__Task requirements__
Set down every entry again word for word, please, but skip the pictures.

__Extracted data__
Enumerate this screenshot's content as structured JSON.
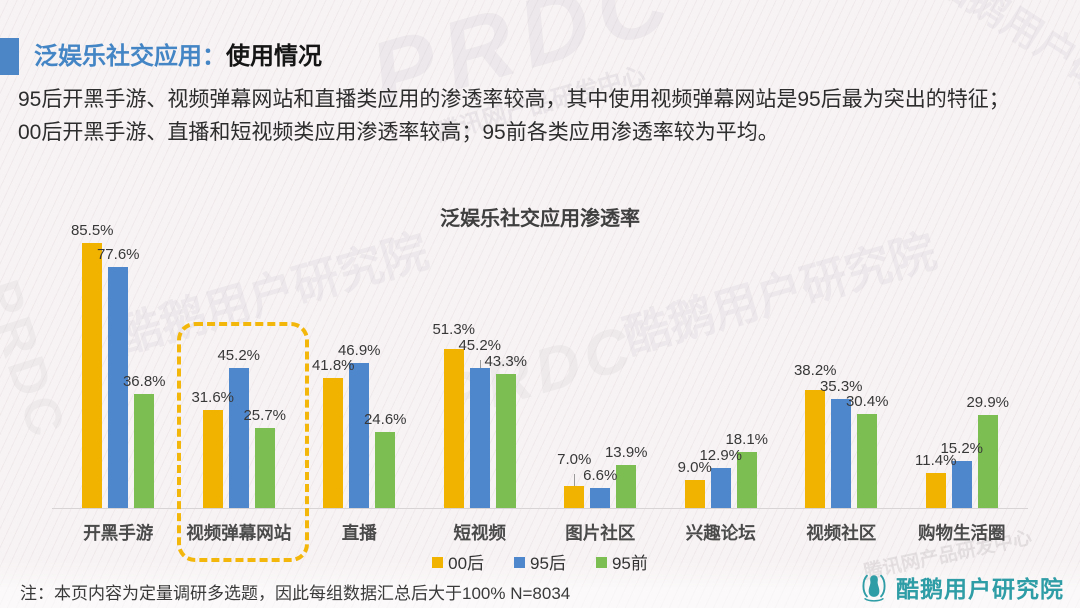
{
  "header": {
    "title_highlight": "泛娱乐社交应用：",
    "title_rest": "使用情况",
    "body": "95后开黑手游、视频弹幕网站和直播类应用的渗透率较高，其中使用视频弹幕网站是95后最为突出的特征；00后开黑手游、直播和短视频类应用渗透率较高；95前各类应用渗透率较为平均。"
  },
  "chart_data": {
    "type": "bar",
    "title": "泛娱乐社交应用渗透率",
    "categories": [
      "开黑手游",
      "视频弹幕网站",
      "直播",
      "短视频",
      "图片社区",
      "兴趣论坛",
      "视频社区",
      "购物生活圈"
    ],
    "series": [
      {
        "name": "00后",
        "color": "#f2b300",
        "values": [
          85.5,
          31.6,
          41.8,
          51.3,
          7.0,
          9.0,
          38.2,
          11.4
        ]
      },
      {
        "name": "95后",
        "color": "#4f87cd",
        "values": [
          77.6,
          45.2,
          46.9,
          45.2,
          6.6,
          12.9,
          35.3,
          15.2
        ]
      },
      {
        "name": "95前",
        "color": "#7cbe51",
        "values": [
          36.8,
          25.7,
          24.6,
          43.3,
          13.9,
          18.1,
          30.4,
          29.9
        ]
      }
    ],
    "value_suffix": "%",
    "ylim": [
      0,
      90
    ],
    "grid": false,
    "legend_position": "bottom",
    "highlight_category": "视频弹幕网站",
    "highlight_border_color": "#f3b70b"
  },
  "footer": {
    "note": "注：本页内容为定量调研多选题，因此每组数据汇总后大于100%  N=8034",
    "logo_text": "酷鹅用户研究院"
  },
  "watermarks": {
    "prdc": "PRDC",
    "dept": "腾讯网产品研发中心",
    "brand": "酷鹅用户研究院"
  },
  "theme": {
    "accent_blue": "#4385c5",
    "logo_teal": "#2f9da6",
    "background": "#f7f2f3"
  }
}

__Worked solution__
Enumerate this screenshot's content as structured JSON.
{
  "header": {
    "title_highlight": "泛娱乐社交应用：",
    "title_rest": "使用情况",
    "body": "95后开黑手游、视频弹幕网站和直播类应用的渗透率较高，其中使用视频弹幕网站是95后最为突出的特征；00后开黑手游、直播和短视频类应用渗透率较高；95前各类应用渗透率较为平均。"
  },
  "chart_data": {
    "type": "bar",
    "title": "泛娱乐社交应用渗透率",
    "categories": [
      "开黑手游",
      "视频弹幕网站",
      "直播",
      "短视频",
      "图片社区",
      "兴趣论坛",
      "视频社区",
      "购物生活圈"
    ],
    "series": [
      {
        "name": "00后",
        "color": "#f2b300",
        "values": [
          85.5,
          31.6,
          41.8,
          51.3,
          7.0,
          9.0,
          38.2,
          11.4
        ]
      },
      {
        "name": "95后",
        "color": "#4f87cd",
        "values": [
          77.6,
          45.2,
          46.9,
          45.2,
          6.6,
          12.9,
          35.3,
          15.2
        ]
      },
      {
        "name": "95前",
        "color": "#7cbe51",
        "values": [
          36.8,
          25.7,
          24.6,
          43.3,
          13.9,
          18.1,
          30.4,
          29.9
        ]
      }
    ],
    "value_suffix": "%",
    "ylim": [
      0,
      90
    ],
    "grid": false,
    "legend_position": "bottom",
    "highlight_category": "视频弹幕网站",
    "highlight_border_color": "#f3b70b"
  },
  "footer": {
    "note": "注：本页内容为定量调研多选题，因此每组数据汇总后大于100%  N=8034",
    "logo_text": "酷鹅用户研究院"
  },
  "watermarks": {
    "prdc": "PRDC",
    "dept": "腾讯网产品研发中心",
    "brand": "酷鹅用户研究院"
  },
  "theme": {
    "accent_blue": "#4385c5",
    "logo_teal": "#2f9da6",
    "background": "#f7f2f3"
  }
}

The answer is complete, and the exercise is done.